• **Directions for this task**
Return all lines where the word "Best" can be found.

• **Supplied material**
========================================================================

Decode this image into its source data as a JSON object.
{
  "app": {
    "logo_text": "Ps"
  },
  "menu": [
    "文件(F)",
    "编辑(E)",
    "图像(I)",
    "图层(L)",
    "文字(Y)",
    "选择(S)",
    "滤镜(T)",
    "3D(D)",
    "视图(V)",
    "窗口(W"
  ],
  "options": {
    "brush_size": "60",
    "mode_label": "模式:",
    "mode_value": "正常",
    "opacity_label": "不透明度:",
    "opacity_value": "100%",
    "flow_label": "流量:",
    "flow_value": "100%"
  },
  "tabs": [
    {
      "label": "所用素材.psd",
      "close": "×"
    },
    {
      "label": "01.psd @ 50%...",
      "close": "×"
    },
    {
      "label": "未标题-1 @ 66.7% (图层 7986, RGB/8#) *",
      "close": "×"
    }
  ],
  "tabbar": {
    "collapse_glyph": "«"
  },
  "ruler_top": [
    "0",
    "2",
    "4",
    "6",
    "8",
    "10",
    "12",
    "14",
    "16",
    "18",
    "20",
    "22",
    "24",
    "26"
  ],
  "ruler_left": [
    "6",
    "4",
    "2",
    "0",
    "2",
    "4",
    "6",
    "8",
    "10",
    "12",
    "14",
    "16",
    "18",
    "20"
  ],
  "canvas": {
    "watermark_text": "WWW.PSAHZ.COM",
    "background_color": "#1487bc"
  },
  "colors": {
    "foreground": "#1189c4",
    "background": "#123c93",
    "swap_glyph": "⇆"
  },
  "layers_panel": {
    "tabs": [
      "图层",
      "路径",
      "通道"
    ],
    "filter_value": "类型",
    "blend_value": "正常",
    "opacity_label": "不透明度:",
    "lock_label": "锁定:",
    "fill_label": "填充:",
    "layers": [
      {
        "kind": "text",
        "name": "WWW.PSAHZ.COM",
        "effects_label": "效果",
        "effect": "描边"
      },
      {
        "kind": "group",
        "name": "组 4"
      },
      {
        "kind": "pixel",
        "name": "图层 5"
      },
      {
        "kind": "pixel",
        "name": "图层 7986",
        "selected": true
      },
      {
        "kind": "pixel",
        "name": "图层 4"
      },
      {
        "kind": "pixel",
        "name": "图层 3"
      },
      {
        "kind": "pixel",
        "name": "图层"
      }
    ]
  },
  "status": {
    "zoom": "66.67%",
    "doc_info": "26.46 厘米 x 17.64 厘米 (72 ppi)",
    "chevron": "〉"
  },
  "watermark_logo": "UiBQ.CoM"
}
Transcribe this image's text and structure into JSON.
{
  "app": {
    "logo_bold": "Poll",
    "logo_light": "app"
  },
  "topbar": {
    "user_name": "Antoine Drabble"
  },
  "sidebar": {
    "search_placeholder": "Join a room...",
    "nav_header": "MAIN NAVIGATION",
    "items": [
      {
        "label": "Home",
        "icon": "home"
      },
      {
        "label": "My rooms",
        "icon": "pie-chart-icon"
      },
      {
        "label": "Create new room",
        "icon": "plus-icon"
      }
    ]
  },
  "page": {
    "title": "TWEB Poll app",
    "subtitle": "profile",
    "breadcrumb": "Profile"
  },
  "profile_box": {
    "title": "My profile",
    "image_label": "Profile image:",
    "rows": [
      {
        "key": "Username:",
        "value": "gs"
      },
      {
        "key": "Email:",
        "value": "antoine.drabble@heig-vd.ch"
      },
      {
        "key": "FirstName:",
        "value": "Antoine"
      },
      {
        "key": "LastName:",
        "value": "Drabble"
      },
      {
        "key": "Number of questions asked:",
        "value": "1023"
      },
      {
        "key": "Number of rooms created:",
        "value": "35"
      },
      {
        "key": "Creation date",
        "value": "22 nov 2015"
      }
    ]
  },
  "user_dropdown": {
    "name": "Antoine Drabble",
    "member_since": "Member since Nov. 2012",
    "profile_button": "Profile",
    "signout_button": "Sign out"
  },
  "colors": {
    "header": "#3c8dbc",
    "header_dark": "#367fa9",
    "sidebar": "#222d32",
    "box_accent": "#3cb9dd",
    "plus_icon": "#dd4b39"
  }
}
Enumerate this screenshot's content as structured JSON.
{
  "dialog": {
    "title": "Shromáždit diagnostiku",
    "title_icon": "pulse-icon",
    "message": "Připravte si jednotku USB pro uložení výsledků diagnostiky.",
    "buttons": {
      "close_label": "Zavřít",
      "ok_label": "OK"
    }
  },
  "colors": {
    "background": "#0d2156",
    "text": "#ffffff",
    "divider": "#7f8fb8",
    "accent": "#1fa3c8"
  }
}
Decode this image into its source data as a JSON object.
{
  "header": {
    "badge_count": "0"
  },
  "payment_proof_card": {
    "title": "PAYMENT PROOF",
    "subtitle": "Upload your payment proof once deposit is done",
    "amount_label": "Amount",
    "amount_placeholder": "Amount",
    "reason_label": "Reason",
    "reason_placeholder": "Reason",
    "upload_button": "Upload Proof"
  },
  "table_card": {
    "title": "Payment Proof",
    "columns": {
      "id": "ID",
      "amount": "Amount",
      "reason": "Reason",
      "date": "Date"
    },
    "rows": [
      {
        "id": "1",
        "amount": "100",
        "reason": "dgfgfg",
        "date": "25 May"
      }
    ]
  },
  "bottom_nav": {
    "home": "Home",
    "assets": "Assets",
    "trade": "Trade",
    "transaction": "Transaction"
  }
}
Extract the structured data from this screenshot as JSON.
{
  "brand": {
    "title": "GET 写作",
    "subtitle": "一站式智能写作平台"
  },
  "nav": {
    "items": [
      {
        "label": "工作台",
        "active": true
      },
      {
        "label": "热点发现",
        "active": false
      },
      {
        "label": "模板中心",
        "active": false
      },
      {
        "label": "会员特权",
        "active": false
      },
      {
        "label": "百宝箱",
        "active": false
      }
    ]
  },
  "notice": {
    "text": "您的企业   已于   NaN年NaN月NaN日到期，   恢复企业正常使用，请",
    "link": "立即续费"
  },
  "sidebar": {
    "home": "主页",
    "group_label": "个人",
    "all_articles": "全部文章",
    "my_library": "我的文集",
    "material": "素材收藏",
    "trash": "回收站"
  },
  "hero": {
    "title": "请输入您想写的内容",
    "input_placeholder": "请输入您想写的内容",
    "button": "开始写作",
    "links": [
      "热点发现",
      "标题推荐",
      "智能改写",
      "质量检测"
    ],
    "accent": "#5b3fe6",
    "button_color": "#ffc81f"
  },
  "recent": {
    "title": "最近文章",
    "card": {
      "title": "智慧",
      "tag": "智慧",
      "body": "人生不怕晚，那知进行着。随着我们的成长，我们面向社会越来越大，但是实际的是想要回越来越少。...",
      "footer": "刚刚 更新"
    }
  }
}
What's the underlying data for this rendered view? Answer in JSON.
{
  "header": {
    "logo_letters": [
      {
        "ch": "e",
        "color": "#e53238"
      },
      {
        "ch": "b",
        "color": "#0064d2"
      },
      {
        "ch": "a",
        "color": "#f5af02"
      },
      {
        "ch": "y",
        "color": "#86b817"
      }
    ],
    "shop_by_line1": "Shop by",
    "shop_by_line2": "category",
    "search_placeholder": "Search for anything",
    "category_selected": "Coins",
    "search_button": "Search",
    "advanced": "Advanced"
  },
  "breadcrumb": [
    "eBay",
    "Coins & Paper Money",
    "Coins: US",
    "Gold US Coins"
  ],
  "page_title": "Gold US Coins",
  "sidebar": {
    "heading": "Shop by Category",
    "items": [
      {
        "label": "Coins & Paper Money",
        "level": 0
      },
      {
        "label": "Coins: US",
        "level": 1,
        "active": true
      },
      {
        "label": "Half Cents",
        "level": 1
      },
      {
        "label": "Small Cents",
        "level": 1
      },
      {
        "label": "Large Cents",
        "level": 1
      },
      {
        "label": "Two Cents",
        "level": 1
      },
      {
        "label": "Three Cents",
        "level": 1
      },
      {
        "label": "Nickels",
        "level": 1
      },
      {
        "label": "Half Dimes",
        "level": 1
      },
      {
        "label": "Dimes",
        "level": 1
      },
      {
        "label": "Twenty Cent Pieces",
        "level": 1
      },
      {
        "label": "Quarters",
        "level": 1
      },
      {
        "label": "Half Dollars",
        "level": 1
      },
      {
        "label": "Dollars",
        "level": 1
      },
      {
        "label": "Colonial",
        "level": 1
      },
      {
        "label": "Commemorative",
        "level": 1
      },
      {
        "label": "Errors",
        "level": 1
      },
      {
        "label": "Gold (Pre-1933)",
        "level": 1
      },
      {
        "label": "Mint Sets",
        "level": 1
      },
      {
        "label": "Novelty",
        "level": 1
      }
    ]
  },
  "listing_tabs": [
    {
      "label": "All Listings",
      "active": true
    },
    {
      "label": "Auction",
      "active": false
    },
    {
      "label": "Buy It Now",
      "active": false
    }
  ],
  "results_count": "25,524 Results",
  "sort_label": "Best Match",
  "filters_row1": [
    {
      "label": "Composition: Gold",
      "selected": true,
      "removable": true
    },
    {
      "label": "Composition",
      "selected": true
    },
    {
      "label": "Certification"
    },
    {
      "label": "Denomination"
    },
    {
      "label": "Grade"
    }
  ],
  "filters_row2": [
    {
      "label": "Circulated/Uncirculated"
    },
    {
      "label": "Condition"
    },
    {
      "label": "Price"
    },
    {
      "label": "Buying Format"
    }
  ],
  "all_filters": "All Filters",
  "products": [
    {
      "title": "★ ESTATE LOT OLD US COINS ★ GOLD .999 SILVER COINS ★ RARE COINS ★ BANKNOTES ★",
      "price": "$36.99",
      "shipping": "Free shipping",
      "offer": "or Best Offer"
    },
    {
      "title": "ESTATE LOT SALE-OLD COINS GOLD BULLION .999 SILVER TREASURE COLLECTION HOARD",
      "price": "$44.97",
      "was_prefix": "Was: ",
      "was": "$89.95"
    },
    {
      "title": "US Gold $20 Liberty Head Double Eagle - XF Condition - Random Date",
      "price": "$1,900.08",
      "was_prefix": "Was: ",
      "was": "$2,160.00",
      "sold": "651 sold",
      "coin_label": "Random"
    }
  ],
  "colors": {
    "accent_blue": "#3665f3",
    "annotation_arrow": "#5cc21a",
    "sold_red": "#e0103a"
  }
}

========================================================================

• **Complete output**
  "sort_label": "Best Match",
      "offer": "or Best Offer"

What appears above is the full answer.